[start RECORDS SUPPLIED]

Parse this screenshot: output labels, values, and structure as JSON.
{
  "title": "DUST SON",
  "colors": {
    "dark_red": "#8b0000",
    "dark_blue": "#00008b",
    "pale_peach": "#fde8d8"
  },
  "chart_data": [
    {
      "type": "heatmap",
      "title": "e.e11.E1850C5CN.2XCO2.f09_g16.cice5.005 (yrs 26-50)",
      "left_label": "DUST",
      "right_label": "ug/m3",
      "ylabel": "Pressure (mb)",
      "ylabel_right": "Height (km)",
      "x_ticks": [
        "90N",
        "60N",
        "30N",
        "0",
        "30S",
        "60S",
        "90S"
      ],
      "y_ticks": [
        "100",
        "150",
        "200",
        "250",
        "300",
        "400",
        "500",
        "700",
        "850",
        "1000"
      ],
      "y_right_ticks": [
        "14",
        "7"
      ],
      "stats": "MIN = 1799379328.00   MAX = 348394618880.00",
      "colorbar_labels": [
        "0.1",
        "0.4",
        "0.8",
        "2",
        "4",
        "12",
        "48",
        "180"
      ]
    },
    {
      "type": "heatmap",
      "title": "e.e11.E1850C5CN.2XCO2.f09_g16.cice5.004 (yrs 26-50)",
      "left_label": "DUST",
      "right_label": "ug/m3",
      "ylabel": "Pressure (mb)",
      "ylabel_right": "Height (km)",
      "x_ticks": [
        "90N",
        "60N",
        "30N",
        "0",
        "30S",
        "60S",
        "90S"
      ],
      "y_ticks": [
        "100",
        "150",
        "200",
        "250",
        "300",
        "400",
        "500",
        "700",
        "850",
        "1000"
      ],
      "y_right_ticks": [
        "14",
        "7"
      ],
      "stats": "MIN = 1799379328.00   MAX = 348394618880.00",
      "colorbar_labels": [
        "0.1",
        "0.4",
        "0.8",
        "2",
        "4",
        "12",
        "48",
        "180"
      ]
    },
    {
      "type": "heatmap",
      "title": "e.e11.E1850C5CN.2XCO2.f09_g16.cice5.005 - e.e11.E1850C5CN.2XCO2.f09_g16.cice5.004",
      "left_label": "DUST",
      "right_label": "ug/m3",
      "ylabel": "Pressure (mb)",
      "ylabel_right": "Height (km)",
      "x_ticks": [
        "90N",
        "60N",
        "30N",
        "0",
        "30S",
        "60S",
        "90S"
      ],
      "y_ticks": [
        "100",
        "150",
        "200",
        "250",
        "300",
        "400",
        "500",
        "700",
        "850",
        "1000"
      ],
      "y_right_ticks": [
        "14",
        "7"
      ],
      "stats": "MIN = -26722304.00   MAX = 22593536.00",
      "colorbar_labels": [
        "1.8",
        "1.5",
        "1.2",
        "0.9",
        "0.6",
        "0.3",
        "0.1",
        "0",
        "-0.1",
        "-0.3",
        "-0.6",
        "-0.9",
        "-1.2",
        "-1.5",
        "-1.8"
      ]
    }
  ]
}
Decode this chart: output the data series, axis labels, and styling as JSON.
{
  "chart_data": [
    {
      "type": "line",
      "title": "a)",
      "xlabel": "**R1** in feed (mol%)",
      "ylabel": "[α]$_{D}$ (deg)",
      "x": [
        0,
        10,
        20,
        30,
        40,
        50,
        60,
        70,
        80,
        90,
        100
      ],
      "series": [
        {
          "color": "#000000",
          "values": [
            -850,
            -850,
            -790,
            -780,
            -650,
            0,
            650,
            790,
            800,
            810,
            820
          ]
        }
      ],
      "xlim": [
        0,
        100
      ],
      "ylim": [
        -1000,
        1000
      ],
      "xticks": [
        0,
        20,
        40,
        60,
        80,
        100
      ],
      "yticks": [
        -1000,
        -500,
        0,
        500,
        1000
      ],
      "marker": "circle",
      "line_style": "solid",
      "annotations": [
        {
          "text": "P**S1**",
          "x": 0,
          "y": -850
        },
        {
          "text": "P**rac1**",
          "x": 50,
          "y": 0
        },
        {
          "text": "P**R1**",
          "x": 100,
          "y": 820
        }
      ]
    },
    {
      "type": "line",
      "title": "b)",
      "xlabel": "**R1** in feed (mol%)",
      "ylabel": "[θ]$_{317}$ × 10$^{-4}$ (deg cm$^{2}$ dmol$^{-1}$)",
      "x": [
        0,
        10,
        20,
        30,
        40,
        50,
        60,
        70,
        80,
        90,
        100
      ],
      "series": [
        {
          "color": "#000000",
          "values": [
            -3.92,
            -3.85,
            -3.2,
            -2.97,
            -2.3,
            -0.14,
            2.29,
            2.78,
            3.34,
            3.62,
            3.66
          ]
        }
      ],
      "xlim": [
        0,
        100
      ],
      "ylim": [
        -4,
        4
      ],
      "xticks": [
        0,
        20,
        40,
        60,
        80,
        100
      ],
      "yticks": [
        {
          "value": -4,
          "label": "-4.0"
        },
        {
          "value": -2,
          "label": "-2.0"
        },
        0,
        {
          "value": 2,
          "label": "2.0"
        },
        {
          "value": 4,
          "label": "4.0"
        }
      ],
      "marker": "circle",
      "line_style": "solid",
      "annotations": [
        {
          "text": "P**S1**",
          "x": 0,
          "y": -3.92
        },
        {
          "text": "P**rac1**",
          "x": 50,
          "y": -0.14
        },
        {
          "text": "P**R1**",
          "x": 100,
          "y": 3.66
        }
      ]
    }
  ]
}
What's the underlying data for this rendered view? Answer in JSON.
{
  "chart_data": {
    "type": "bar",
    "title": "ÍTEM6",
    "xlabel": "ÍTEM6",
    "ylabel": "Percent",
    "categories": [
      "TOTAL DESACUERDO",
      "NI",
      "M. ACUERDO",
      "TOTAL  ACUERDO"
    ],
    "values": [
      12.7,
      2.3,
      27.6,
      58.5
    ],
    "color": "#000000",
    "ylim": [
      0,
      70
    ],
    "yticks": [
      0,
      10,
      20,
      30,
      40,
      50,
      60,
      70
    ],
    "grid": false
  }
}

[end RECORDS SUPPLIED]

## YOUR GOAL
Extract the listing in its entirety and repeat it exactly.

## SOLUTION TO THIS TASK
Parse this screenshot: output labels, values, and structure as JSON.
{
  "title": "DUST SON",
  "colors": {
    "dark_red": "#8b0000",
    "dark_blue": "#00008b",
    "pale_peach": "#fde8d8"
  },
  "chart_data": [
    {
      "type": "heatmap",
      "title": "e.e11.E1850C5CN.2XCO2.f09_g16.cice5.005 (yrs 26-50)",
      "left_label": "DUST",
      "right_label": "ug/m3",
      "ylabel": "Pressure (mb)",
      "ylabel_right": "Height (km)",
      "x_ticks": [
        "90N",
        "60N",
        "30N",
        "0",
        "30S",
        "60S",
        "90S"
      ],
      "y_ticks": [
        "100",
        "150",
        "200",
        "250",
        "300",
        "400",
        "500",
        "700",
        "850",
        "1000"
      ],
      "y_right_ticks": [
        "14",
        "7"
      ],
      "stats": "MIN = 1799379328.00   MAX = 348394618880.00",
      "colorbar_labels": [
        "0.1",
        "0.4",
        "0.8",
        "2",
        "4",
        "12",
        "48",
        "180"
      ]
    },
    {
      "type": "heatmap",
      "title": "e.e11.E1850C5CN.2XCO2.f09_g16.cice5.004 (yrs 26-50)",
      "left_label": "DUST",
      "right_label": "ug/m3",
      "ylabel": "Pressure (mb)",
      "ylabel_right": "Height (km)",
      "x_ticks": [
        "90N",
        "60N",
        "30N",
        "0",
        "30S",
        "60S",
        "90S"
      ],
      "y_ticks": [
        "100",
        "150",
        "200",
        "250",
        "300",
        "400",
        "500",
        "700",
        "850",
        "1000"
      ],
      "y_right_ticks": [
        "14",
        "7"
      ],
      "stats": "MIN = 1799379328.00   MAX = 348394618880.00",
      "colorbar_labels": [
        "0.1",
        "0.4",
        "0.8",
        "2",
        "4",
        "12",
        "48",
        "180"
      ]
    },
    {
      "type": "heatmap",
      "title": "e.e11.E1850C5CN.2XCO2.f09_g16.cice5.005 - e.e11.E1850C5CN.2XCO2.f09_g16.cice5.004",
      "left_label": "DUST",
      "right_label": "ug/m3",
      "ylabel": "Pressure (mb)",
      "ylabel_right": "Height (km)",
      "x_ticks": [
        "90N",
        "60N",
        "30N",
        "0",
        "30S",
        "60S",
        "90S"
      ],
      "y_ticks": [
        "100",
        "150",
        "200",
        "250",
        "300",
        "400",
        "500",
        "700",
        "850",
        "1000"
      ],
      "y_right_ticks": [
        "14",
        "7"
      ],
      "stats": "MIN = -26722304.00   MAX = 22593536.00",
      "colorbar_labels": [
        "1.8",
        "1.5",
        "1.2",
        "0.9",
        "0.6",
        "0.3",
        "0.1",
        "0",
        "-0.1",
        "-0.3",
        "-0.6",
        "-0.9",
        "-1.2",
        "-1.5",
        "-1.8"
      ]
    }
  ]
}
Decode this chart: output the data series, axis labels, and styling as JSON.
{
  "chart_data": [
    {
      "type": "line",
      "title": "a)",
      "xlabel": "**R1** in feed (mol%)",
      "ylabel": "[α]$_{D}$ (deg)",
      "x": [
        0,
        10,
        20,
        30,
        40,
        50,
        60,
        70,
        80,
        90,
        100
      ],
      "series": [
        {
          "color": "#000000",
          "values": [
            -850,
            -850,
            -790,
            -780,
            -650,
            0,
            650,
            790,
            800,
            810,
            820
          ]
        }
      ],
      "xlim": [
        0,
        100
      ],
      "ylim": [
        -1000,
        1000
      ],
      "xticks": [
        0,
        20,
        40,
        60,
        80,
        100
      ],
      "yticks": [
        -1000,
        -500,
        0,
        500,
        1000
      ],
      "marker": "circle",
      "line_style": "solid",
      "annotations": [
        {
          "text": "P**S1**",
          "x": 0,
          "y": -850
        },
        {
          "text": "P**rac1**",
          "x": 50,
          "y": 0
        },
        {
          "text": "P**R1**",
          "x": 100,
          "y": 820
        }
      ]
    },
    {
      "type": "line",
      "title": "b)",
      "xlabel": "**R1** in feed (mol%)",
      "ylabel": "[θ]$_{317}$ × 10$^{-4}$ (deg cm$^{2}$ dmol$^{-1}$)",
      "x": [
        0,
        10,
        20,
        30,
        40,
        50,
        60,
        70,
        80,
        90,
        100
      ],
      "series": [
        {
          "color": "#000000",
          "values": [
            -3.92,
            -3.85,
            -3.2,
            -2.97,
            -2.3,
            -0.14,
            2.29,
            2.78,
            3.34,
            3.62,
            3.66
          ]
        }
      ],
      "xlim": [
        0,
        100
      ],
      "ylim": [
        -4,
        4
      ],
      "xticks": [
        0,
        20,
        40,
        60,
        80,
        100
      ],
      "yticks": [
        {
          "value": -4,
          "label": "-4.0"
        },
        {
          "value": -2,
          "label": "-2.0"
        },
        0,
        {
          "value": 2,
          "label": "2.0"
        },
        {
          "value": 4,
          "label": "4.0"
        }
      ],
      "marker": "circle",
      "line_style": "solid",
      "annotations": [
        {
          "text": "P**S1**",
          "x": 0,
          "y": -3.92
        },
        {
          "text": "P**rac1**",
          "x": 50,
          "y": -0.14
        },
        {
          "text": "P**R1**",
          "x": 100,
          "y": 3.66
        }
      ]
    }
  ]
}
What's the underlying data for this rendered view? Answer in JSON.
{
  "chart_data": {
    "type": "bar",
    "title": "ÍTEM6",
    "xlabel": "ÍTEM6",
    "ylabel": "Percent",
    "categories": [
      "TOTAL DESACUERDO",
      "NI",
      "M. ACUERDO",
      "TOTAL  ACUERDO"
    ],
    "values": [
      12.7,
      2.3,
      27.6,
      58.5
    ],
    "color": "#000000",
    "ylim": [
      0,
      70
    ],
    "yticks": [
      0,
      10,
      20,
      30,
      40,
      50,
      60,
      70
    ],
    "grid": false
  }
}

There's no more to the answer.